Extrait:
────────────────

L'article 59 du règlement 2017/1001 codifie à droit constant l'article 52 du règlement (CE) no207/2009 du Conseil du 26 février 2009 sur la marque communautaire.

Aux termes d'un arrêt rendu le 14 mars 2019 (Textilis Ltd, Ozgur Keskin C/ Svenskt Tenn AB), affaire C-21/18, la Cour de justice de l'Union européenne a dit pour droit que :

29 Par sa première question, la juridiction de renvoi demande, en substance, si l'article 7, paragraphe 1, sous e), iii), du règlement no 207/2009 modifié doit être interprété en ce sens qu'il est applicable à des marques enregistrées antérieurement à l'entrée en vigueur de ce règlement modifié.

30 Il résulte d'une jurisprudence constante de la Cour que des règles de fond du droit de l'Union doivent être interprétées, en vue de garantir le respect des principes de sécurité juridique et de protection de la confiance légitime, comme ne visant des situations acquises antérieurement à leur entrée en vigueur que dans la mesure où il ressort clairement de leurs termes, de leurs finalités ou de leur économie qu'un tel effet doit leur être attribué (voir, en ce sens, arrêt du 14 juillet 2011, Bureau national interprofessionnel du Cognac, C-4/10 et C-27/10, EU:C:2011:484, point 26 ainsi que jurisprudence citée).

────────────────

Consignes:
1. Relevez, dans le texte sur l'arrêt Textilis, le passage qui commence par « L'article 59 du » et se termine par « la marque communautaire. ».
2. Poursuivez le texte sur l'arrêt Textilis à la suite de sa dernière phrase.

────────────────

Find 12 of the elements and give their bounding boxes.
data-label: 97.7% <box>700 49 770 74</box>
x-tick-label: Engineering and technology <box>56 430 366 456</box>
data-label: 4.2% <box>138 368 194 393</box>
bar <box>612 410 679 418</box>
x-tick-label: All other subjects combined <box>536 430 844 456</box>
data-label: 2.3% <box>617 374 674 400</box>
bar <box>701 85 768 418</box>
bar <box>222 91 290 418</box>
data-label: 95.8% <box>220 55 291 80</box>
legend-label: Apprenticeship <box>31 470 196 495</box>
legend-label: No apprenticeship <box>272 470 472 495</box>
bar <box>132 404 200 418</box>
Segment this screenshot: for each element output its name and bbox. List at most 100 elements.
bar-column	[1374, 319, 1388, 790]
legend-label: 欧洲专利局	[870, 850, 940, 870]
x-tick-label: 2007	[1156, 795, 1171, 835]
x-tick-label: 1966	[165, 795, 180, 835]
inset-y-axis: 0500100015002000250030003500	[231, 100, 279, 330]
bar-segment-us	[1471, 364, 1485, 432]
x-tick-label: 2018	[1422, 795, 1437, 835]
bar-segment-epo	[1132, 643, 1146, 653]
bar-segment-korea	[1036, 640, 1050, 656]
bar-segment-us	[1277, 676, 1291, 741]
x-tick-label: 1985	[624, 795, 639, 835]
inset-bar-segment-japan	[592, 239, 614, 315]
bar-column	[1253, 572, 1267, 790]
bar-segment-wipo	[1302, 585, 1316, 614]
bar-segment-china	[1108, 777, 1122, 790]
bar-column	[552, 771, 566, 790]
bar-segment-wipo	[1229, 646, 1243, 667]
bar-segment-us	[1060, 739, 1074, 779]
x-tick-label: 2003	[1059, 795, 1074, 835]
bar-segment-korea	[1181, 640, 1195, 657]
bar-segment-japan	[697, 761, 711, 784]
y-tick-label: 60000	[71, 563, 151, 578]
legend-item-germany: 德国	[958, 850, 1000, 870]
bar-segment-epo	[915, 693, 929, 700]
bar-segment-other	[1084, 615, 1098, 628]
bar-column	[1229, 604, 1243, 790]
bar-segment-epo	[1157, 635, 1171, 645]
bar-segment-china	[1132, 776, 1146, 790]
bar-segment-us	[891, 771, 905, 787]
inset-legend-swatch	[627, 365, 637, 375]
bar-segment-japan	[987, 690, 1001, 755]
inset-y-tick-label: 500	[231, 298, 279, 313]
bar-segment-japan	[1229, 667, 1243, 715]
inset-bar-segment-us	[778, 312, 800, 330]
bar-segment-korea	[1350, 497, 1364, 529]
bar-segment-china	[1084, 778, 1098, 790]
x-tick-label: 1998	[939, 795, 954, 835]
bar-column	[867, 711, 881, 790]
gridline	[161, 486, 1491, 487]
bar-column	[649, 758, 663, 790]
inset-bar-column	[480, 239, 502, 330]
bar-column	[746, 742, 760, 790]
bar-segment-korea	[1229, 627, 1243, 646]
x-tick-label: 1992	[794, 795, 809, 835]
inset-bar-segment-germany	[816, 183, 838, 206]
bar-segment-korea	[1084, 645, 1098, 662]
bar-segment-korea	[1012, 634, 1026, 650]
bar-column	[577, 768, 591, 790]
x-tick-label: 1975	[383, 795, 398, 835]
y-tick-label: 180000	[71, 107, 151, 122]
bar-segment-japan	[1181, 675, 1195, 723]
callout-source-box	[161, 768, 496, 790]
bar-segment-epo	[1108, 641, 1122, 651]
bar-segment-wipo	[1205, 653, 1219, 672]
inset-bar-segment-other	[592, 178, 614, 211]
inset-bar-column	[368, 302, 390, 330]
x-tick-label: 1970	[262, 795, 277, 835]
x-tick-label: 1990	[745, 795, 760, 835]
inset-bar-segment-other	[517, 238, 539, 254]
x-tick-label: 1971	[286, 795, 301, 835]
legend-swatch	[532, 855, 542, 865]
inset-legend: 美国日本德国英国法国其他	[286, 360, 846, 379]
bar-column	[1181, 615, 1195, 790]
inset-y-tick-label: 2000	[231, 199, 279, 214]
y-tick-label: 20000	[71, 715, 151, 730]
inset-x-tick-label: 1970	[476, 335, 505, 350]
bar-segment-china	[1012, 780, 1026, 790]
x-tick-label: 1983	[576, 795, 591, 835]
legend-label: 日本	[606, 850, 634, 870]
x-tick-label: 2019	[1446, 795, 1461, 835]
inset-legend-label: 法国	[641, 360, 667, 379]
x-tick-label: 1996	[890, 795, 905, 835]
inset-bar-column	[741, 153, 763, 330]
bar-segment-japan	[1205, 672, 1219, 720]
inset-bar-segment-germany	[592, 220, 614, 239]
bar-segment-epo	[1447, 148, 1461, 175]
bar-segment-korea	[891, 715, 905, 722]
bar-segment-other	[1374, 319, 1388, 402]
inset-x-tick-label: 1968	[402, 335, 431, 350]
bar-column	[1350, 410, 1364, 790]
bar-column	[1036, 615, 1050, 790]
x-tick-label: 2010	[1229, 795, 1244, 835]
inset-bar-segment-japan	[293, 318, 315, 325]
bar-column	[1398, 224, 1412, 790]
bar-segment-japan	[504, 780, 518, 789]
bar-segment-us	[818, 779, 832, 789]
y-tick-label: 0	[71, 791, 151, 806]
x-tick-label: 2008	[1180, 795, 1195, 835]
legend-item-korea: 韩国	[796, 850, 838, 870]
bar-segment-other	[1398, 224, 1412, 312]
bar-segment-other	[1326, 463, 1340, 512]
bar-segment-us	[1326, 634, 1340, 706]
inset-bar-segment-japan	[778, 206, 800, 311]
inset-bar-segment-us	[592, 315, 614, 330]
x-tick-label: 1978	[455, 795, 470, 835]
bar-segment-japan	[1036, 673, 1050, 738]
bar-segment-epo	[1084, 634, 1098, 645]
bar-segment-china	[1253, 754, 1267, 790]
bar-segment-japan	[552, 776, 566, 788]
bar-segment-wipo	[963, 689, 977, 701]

────────────────

Corrigé:
1.
L'article 59 du règlement 2017/1001 codifie à droit constant l'article 52 du règlement (CE) no207/2009 du Conseil du 26 février 2009 sur la marque communautaire.

2.
31 En l'occurrence, il est constant que le règlement 2015/2424, qui est entré en vigueur le 23 mars 2016, ne comporte aucune disposition prévoyant expressément que l'article 7, paragraphe 1, sous e), iii), du règlement no 207/2009 modifié aurait vocation à s'appliquer aux marques de l'Union européenne enregistrées avant cette date.

32 De plus, il ne ressort ni de la finalité du règlement 2015/2424 ni de l'économie de ce règlement que le législateur de l'Union a eu l'intention de conférer une portée rétroactive à l'article 7, paragraphe 1, sous e), iii), du règlement no 207/2009 modifié. Une telle interprétation ressort également du considérant 12 du règlement 2015/2424, qui rappelle l'attachement du législateur de l'Union au principe de sécurité juridique.

33 Il convient par conséquent de répondre à la première question que l'article 7, paragraphe 1, sous e), iii), du règlement no 207/2009 modifié doit être interprété en ce sens qu'il n'est pas applicable à des marques enregistrées antérieurement à l'entrée en vigueur de ce règlement modifié.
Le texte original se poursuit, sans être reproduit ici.